▸ Given problem: Filter the entries below, keeping only lines with the word "your".

--- Begin Source data ---

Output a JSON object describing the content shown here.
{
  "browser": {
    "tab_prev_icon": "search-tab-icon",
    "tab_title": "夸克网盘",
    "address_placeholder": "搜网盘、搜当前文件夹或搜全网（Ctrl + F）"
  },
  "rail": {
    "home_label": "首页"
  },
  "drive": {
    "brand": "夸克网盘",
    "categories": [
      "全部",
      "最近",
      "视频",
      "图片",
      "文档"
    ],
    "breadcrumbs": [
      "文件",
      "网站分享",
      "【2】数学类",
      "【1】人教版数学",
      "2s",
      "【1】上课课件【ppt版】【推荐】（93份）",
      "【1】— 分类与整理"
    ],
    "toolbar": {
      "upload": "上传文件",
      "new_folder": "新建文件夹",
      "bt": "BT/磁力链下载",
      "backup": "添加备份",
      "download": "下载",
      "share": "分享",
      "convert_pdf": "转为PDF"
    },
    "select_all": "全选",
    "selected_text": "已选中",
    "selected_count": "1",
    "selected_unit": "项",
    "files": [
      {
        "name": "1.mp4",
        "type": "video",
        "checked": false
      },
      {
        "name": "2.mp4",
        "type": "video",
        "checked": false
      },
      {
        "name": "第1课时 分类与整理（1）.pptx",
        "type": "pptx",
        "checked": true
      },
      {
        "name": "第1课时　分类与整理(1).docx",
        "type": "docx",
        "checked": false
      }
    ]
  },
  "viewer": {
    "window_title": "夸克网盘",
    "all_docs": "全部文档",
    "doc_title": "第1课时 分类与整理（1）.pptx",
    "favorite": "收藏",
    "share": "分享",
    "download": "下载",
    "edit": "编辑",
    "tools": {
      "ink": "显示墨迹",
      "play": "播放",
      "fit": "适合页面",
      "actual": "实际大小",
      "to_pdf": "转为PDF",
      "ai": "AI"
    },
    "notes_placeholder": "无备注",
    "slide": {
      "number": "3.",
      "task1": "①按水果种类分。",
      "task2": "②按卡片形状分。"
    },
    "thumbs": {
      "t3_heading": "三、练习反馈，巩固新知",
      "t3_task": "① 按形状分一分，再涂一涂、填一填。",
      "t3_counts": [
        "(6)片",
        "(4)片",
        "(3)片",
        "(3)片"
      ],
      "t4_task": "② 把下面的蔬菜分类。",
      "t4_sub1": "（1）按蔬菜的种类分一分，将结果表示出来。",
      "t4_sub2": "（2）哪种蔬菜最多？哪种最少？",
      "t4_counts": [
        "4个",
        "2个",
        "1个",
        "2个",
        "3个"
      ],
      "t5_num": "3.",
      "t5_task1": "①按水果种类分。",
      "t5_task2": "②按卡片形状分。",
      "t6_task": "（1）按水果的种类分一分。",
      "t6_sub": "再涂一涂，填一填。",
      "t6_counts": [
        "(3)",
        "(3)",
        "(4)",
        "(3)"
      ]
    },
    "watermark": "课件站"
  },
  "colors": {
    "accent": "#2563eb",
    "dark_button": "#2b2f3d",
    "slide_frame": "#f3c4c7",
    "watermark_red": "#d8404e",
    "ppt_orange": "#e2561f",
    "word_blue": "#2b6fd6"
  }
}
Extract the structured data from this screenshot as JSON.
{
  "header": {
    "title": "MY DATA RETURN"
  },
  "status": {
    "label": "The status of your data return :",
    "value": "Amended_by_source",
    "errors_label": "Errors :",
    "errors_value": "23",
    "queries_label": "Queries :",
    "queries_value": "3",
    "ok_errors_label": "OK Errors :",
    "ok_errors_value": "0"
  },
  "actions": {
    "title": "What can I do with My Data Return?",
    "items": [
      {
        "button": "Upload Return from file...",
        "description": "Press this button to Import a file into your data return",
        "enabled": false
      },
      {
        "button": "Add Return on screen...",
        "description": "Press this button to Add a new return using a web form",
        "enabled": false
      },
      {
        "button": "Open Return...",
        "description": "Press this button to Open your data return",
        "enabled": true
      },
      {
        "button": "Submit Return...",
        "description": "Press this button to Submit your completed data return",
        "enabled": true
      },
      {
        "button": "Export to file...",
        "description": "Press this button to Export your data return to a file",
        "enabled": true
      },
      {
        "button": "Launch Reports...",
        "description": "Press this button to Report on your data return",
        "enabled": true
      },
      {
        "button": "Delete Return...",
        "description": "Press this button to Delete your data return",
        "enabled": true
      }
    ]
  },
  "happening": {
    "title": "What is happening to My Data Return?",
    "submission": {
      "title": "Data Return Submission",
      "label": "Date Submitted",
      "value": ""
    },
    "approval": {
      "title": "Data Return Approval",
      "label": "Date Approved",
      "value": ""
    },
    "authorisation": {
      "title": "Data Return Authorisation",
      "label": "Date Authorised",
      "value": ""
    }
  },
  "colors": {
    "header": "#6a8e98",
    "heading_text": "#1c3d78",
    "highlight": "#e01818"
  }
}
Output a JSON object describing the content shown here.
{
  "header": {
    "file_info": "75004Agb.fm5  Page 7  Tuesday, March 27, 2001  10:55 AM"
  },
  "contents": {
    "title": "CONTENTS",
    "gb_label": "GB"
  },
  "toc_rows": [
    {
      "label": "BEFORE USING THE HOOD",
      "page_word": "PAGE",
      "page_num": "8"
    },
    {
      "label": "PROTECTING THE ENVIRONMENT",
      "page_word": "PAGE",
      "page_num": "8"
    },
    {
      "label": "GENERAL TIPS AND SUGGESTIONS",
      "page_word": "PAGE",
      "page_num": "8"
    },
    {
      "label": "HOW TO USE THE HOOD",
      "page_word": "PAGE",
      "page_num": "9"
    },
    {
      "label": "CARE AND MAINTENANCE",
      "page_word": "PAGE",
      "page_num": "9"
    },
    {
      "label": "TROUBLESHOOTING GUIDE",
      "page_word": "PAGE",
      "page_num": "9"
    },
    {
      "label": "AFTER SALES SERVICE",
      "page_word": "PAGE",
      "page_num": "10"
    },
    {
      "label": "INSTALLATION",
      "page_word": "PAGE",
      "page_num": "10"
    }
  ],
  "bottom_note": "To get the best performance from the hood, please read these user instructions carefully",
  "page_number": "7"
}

--- End Source data ---

▸ Result for this exercise:
    "label": "The status of your data return :",
        "description": "Press this button to Import a file into your data return",
        "description": "Press this button to Open your data return",
        "description": "Press this button to Submit your completed data return",
        "description": "Press this button to Export your data return to a file",
        "description": "Press this button to Report on your data return",
        "description": "Press this button to Delete your data return",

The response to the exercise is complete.